▸ **What is required**
Only the pictures are left out: repeat the rest of the entries exactly.

— begin Data rows —

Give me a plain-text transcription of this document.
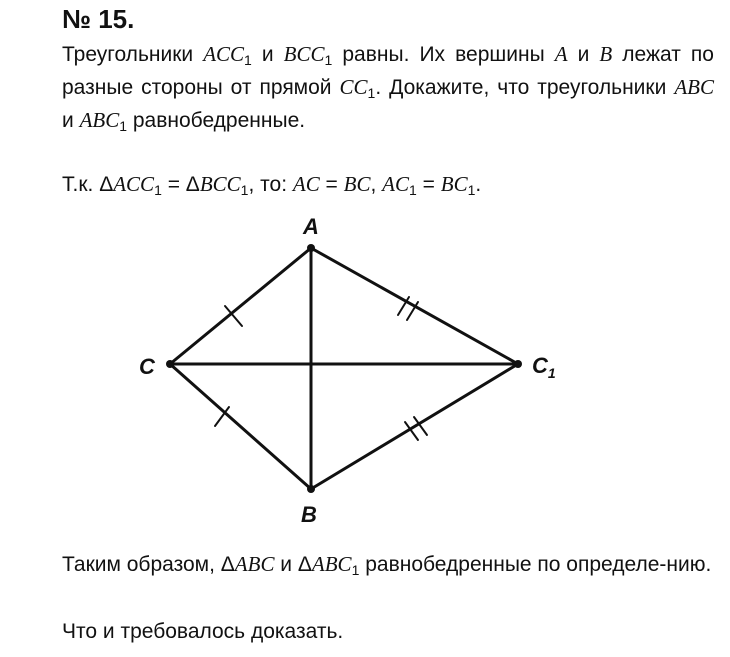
№ 15.

Треугольники $ACC_1$ и $BCC_1$ равны. Их вершины A и B лежат по разные стороны от прямой $CC_1$. Докажите, что треугольники ABC и $ABC_1$ равнобедренные.

Т.к. $\Delta ACC_1 = \Delta BCC_1$, то: AC = BC, $AC_1 = BC_1$.

A
B
C	$C_1$

Таким образом, ΔABC и $\Delta ABC_1$ равнобедренные по определе-нию.

Что и требовалось доказать.
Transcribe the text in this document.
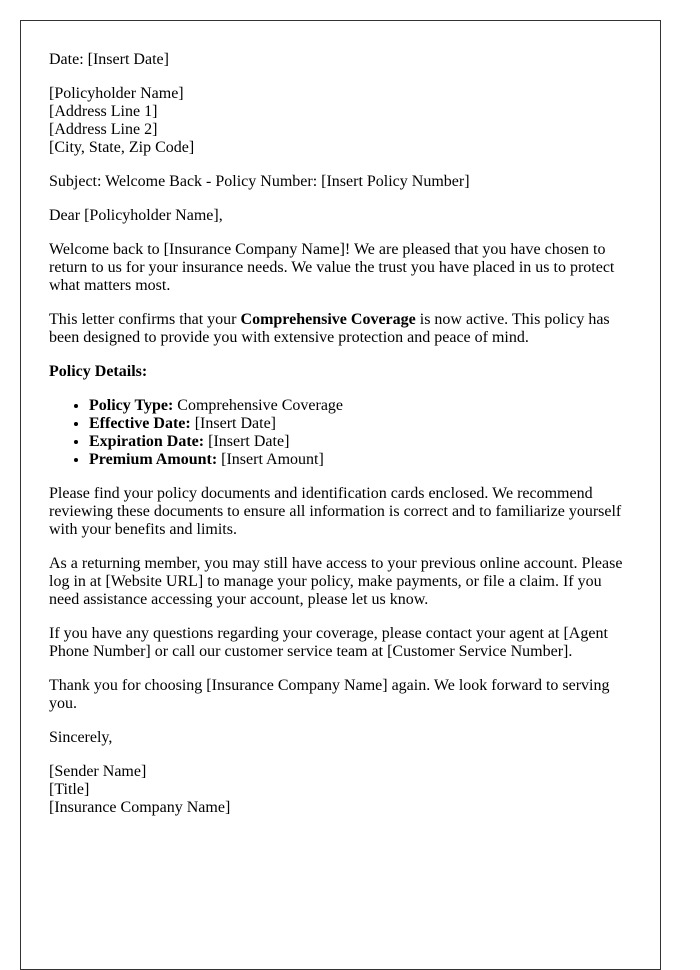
Date: [Insert Date]

[Policyholder Name]
[Address Line 1]
[Address Line 2]
[City, State, Zip Code]

Subject: Welcome Back - Policy Number: [Insert Policy Number]

Dear [Policyholder Name],

Welcome back to [Insurance Company Name]! We are pleased that you have chosen to return to us for your insurance needs. We value the trust you have placed in us to protect what matters most.

This letter confirms that your Comprehensive Coverage is now active. This policy has been designed to provide you with extensive protection and peace of mind.

Policy Details:

• Policy Type: Comprehensive Coverage
• Effective Date: [Insert Date]
• Expiration Date: [Insert Date]
• Premium Amount: [Insert Amount]

Please find your policy documents and identification cards enclosed. We recommend reviewing these documents to ensure all information is correct and to familiarize yourself with your benefits and limits.

As a returning member, you may still have access to your previous online account. Please log in at [Website URL] to manage your policy, make payments, or file a claim. If you need assistance accessing your account, please let us know.

If you have any questions regarding your coverage, please contact your agent at [Agent Phone Number] or call our customer service team at [Customer Service Number].

Thank you for choosing [Insurance Company Name] again. We look forward to serving you.

Sincerely,

[Sender Name]
[Title]
[Insurance Company Name]
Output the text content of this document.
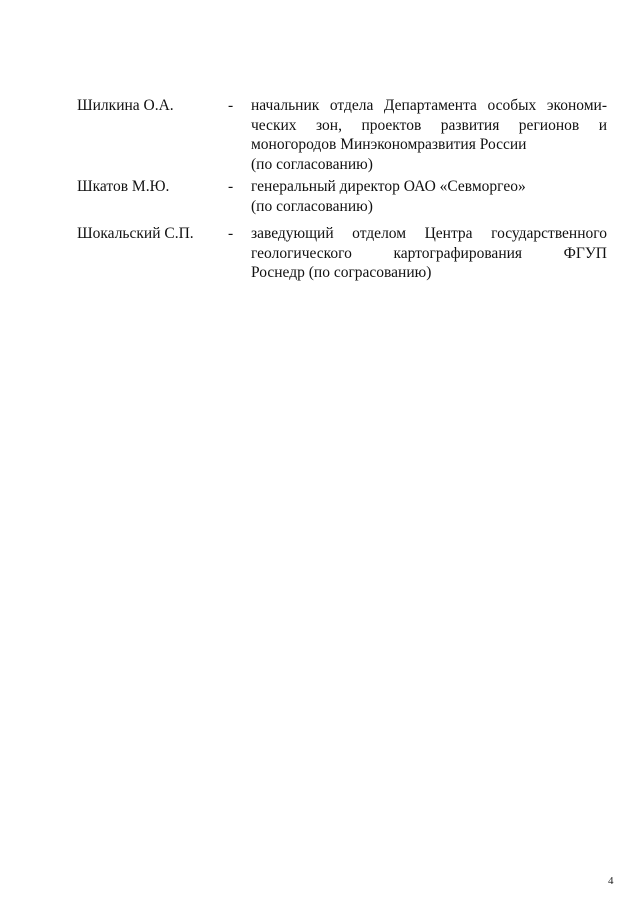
Шилкина О.А.	- начальник отдела Департамента особых экономи-
ческих зон, проектов развития регионов и
моногородов Минэкономразвития России
(по согласованию)
Шкатов М.Ю.	- генеральный директор ОАО «Севморгео»
(по согласованию)
Шокальский С.П. - заведующий отделом Центра государственного
геологического картографирования ФГУП
Роснедр (по сограсованию)
4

— end Data rows —

▸ **Finished task**
Give me a plain-text transcription of this document.
№ 15.

Треугольники $ACC_1$ и $BCC_1$ равны. Их вершины A и B лежат по разные стороны от прямой $CC_1$. Докажите, что треугольники ABC и $ABC_1$ равнобедренные.

Т.к. $\Delta ACC_1 = \Delta BCC_1$, то: AC = BC, $AC_1 = BC_1$.

A
B
C	$C_1$

Таким образом, ΔABC и $\Delta ABC_1$ равнобедренные по определе-нию.

Что и требовалось доказать.
Transcribe the text in this document.
Date: [Insert Date]

[Policyholder Name]
[Address Line 1]
[Address Line 2]
[City, State, Zip Code]

Subject: Welcome Back - Policy Number: [Insert Policy Number]

Dear [Policyholder Name],

Welcome back to [Insurance Company Name]! We are pleased that you have chosen to return to us for your insurance needs. We value the trust you have placed in us to protect what matters most.

This letter confirms that your Comprehensive Coverage is now active. This policy has been designed to provide you with extensive protection and peace of mind.

Policy Details:

• Policy Type: Comprehensive Coverage
• Effective Date: [Insert Date]
• Expiration Date: [Insert Date]
• Premium Amount: [Insert Amount]

Please find your policy documents and identification cards enclosed. We recommend reviewing these documents to ensure all information is correct and to familiarize yourself with your benefits and limits.

As a returning member, you may still have access to your previous online account. Please log in at [Website URL] to manage your policy, make payments, or file a claim. If you need assistance accessing your account, please let us know.

If you have any questions regarding your coverage, please contact your agent at [Agent Phone Number] or call our customer service team at [Customer Service Number].

Thank you for choosing [Insurance Company Name] again. We look forward to serving you.

Sincerely,

[Sender Name]
[Title]
[Insurance Company Name]
Output the text content of this document.
Шилкина О.А.	- начальник отдела Департамента особых экономи-
ческих зон, проектов развития регионов и
моногородов Минэкономразвития России
(по согласованию)
Шкатов М.Ю.	- генеральный директор ОАО «Севморгео»
(по согласованию)
Шокальский С.П. - заведующий отделом Центра государственного
геологического картографирования ФГУП
Роснедр (по сограсованию)
4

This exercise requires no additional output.